Stored items from a collection
- - -
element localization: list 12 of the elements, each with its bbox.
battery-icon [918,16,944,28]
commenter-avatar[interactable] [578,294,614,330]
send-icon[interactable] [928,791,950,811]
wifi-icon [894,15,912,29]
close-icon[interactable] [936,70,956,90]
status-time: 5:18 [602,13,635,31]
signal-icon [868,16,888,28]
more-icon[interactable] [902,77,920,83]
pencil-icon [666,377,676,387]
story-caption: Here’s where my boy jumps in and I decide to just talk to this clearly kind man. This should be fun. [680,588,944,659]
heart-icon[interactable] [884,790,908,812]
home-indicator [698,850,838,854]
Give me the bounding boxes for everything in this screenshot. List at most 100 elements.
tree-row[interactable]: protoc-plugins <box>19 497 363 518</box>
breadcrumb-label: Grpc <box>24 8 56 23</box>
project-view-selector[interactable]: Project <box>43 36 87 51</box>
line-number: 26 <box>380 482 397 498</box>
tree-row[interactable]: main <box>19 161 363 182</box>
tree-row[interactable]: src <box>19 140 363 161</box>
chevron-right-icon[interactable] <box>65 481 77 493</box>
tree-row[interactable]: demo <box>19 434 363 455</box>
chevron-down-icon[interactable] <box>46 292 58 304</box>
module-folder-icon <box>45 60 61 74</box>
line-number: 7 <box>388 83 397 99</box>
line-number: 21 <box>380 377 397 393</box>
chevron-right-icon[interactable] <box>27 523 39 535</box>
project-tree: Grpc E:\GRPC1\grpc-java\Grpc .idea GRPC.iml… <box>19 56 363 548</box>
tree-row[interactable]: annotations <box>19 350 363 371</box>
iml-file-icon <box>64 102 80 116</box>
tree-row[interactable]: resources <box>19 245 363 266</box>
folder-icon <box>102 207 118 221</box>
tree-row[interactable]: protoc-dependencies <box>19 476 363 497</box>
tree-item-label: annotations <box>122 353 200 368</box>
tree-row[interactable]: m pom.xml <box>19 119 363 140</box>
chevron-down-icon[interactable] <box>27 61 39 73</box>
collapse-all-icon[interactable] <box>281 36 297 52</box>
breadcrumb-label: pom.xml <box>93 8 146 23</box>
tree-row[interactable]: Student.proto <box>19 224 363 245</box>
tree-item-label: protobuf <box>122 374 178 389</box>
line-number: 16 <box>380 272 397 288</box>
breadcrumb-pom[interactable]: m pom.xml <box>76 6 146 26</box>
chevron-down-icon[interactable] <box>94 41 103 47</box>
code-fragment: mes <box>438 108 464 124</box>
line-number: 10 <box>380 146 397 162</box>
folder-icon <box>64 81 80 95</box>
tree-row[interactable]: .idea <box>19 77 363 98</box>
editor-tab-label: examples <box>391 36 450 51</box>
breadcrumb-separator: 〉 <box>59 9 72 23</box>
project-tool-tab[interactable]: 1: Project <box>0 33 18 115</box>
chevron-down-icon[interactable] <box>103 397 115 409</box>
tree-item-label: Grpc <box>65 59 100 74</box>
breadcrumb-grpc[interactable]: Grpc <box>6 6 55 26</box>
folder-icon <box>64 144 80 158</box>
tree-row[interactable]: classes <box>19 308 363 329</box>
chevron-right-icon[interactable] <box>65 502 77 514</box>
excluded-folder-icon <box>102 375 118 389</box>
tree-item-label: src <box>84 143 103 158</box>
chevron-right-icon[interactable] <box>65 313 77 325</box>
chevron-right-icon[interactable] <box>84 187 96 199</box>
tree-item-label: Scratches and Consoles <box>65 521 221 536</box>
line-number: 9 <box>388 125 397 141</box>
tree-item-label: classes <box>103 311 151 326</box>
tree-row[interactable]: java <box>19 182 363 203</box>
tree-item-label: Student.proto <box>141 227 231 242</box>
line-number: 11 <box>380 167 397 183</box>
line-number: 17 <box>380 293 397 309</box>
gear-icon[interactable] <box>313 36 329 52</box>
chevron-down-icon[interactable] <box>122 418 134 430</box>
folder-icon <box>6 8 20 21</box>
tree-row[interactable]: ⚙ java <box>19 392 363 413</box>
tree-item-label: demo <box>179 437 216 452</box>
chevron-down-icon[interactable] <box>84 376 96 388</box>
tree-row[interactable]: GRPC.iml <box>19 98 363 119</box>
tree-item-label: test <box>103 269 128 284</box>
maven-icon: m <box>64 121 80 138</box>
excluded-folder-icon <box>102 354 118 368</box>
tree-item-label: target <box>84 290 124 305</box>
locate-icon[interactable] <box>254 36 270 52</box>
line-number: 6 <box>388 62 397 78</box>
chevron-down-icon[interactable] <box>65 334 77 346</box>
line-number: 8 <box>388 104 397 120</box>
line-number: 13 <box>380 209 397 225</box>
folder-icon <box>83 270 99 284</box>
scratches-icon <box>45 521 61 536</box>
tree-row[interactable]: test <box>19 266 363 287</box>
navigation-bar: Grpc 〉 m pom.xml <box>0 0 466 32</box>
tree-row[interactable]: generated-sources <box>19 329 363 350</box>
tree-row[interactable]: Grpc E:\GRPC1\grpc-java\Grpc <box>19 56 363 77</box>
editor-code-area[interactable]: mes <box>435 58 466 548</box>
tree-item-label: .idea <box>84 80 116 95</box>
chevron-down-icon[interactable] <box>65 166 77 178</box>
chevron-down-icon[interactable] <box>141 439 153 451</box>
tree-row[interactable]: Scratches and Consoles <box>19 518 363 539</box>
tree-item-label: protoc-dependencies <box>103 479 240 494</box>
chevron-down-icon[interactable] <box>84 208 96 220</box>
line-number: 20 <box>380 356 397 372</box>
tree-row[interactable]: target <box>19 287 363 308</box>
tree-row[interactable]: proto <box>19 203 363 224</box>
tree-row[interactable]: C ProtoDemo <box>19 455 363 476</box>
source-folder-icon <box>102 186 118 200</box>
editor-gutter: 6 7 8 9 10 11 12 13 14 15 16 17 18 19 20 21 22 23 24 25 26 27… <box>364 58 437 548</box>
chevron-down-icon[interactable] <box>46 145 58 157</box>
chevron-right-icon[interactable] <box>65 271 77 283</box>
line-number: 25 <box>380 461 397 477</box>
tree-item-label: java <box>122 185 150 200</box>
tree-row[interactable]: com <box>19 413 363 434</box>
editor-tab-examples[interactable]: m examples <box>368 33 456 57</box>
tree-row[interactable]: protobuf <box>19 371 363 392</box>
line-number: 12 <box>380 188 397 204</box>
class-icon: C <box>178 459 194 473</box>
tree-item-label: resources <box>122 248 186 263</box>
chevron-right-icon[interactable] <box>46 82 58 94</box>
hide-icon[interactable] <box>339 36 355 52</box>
- - -
Please copy the records word for word, beginning at their first line and stopping after the line that contains "close-icon[interactable] [936,70,956,90]".

◆ **Output of the exercise**:
element localization: list 12 of the elements, each with its bbox.
battery-icon [918,16,944,28]
commenter-avatar[interactable] [578,294,614,330]
send-icon[interactable] [928,791,950,811]
wifi-icon [894,15,912,29]
close-icon[interactable] [936,70,956,90]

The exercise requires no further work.